- _TO BE DONE_
Give only a count of the lines that include the string "Valve".

--- DATA ---

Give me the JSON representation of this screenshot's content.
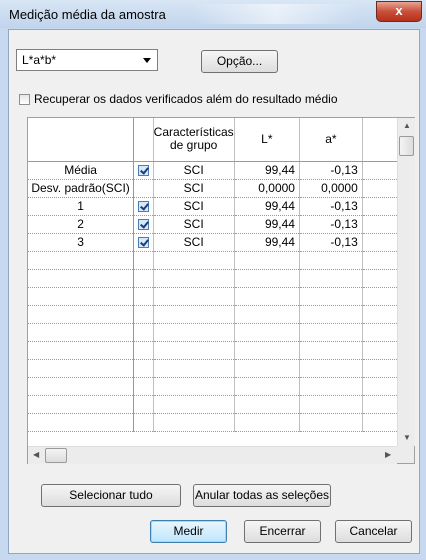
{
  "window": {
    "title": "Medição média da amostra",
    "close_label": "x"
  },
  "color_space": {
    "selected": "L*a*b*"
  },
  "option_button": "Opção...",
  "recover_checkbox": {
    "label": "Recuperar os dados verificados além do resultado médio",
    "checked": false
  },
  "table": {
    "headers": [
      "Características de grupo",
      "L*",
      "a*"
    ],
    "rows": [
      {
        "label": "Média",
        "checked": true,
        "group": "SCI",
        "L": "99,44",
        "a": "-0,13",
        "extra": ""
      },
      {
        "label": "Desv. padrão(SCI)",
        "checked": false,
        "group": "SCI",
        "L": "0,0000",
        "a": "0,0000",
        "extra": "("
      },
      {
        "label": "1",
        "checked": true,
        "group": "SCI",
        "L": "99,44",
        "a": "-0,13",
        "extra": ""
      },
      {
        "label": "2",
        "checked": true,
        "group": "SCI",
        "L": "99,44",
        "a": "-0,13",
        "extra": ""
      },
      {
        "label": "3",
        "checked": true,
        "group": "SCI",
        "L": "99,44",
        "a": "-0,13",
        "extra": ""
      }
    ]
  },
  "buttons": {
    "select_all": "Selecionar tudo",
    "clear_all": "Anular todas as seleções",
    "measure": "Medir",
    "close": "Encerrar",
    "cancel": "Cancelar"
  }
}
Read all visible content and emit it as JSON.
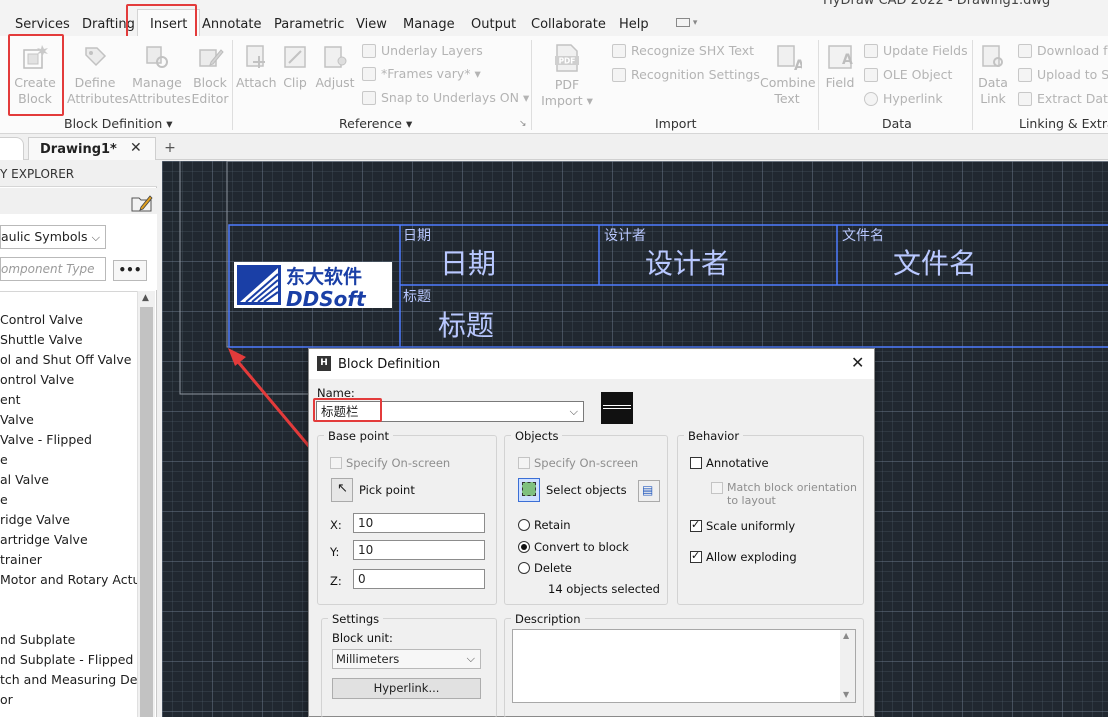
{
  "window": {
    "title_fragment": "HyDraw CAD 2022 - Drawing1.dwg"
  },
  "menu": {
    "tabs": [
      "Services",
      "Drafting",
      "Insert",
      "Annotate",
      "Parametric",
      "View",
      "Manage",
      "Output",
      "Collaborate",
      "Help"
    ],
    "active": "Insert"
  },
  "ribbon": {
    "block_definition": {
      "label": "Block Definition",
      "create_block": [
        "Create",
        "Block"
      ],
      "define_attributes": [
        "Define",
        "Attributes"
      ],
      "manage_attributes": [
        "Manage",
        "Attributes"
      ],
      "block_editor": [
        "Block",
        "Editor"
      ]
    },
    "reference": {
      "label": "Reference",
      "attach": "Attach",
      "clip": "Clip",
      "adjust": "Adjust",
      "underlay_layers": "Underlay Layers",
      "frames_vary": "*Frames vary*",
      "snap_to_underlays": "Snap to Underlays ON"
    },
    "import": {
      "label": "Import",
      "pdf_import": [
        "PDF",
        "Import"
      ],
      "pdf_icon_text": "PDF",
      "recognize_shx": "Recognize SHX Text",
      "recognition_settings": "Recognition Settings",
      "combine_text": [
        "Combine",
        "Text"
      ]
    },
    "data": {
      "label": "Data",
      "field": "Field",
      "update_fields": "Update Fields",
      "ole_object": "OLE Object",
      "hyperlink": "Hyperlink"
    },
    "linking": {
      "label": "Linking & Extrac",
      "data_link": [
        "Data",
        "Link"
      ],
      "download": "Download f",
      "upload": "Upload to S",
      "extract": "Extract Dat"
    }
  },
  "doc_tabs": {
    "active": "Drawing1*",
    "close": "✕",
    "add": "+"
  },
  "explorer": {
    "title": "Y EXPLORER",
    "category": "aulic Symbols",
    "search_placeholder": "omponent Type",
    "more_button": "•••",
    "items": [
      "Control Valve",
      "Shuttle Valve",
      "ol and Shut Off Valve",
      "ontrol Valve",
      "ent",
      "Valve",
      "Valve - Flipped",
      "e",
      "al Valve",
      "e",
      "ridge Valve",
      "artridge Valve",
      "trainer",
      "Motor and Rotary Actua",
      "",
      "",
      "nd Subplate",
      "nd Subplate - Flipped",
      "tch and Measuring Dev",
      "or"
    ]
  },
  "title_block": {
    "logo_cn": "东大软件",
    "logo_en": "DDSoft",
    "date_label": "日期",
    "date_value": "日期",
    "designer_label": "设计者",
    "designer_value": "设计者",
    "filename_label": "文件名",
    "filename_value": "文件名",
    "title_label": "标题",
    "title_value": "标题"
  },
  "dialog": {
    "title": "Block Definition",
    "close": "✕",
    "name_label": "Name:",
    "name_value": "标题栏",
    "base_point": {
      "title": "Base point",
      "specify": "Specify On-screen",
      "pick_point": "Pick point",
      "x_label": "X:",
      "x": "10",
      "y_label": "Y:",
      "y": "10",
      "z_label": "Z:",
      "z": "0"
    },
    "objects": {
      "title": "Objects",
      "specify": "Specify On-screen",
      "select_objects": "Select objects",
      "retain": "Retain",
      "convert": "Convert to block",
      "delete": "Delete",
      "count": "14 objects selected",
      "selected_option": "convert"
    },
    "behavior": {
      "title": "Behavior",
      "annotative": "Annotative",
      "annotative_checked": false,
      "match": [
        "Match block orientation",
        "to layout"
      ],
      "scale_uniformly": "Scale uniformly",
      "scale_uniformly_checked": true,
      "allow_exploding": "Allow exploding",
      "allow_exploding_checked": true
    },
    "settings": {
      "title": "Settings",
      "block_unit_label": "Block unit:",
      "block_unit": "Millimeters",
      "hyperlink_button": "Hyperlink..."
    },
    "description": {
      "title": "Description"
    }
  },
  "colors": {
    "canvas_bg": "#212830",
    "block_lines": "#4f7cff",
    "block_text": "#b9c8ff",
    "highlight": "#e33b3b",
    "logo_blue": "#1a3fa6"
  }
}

---

- _ANSWER IN FULL_
9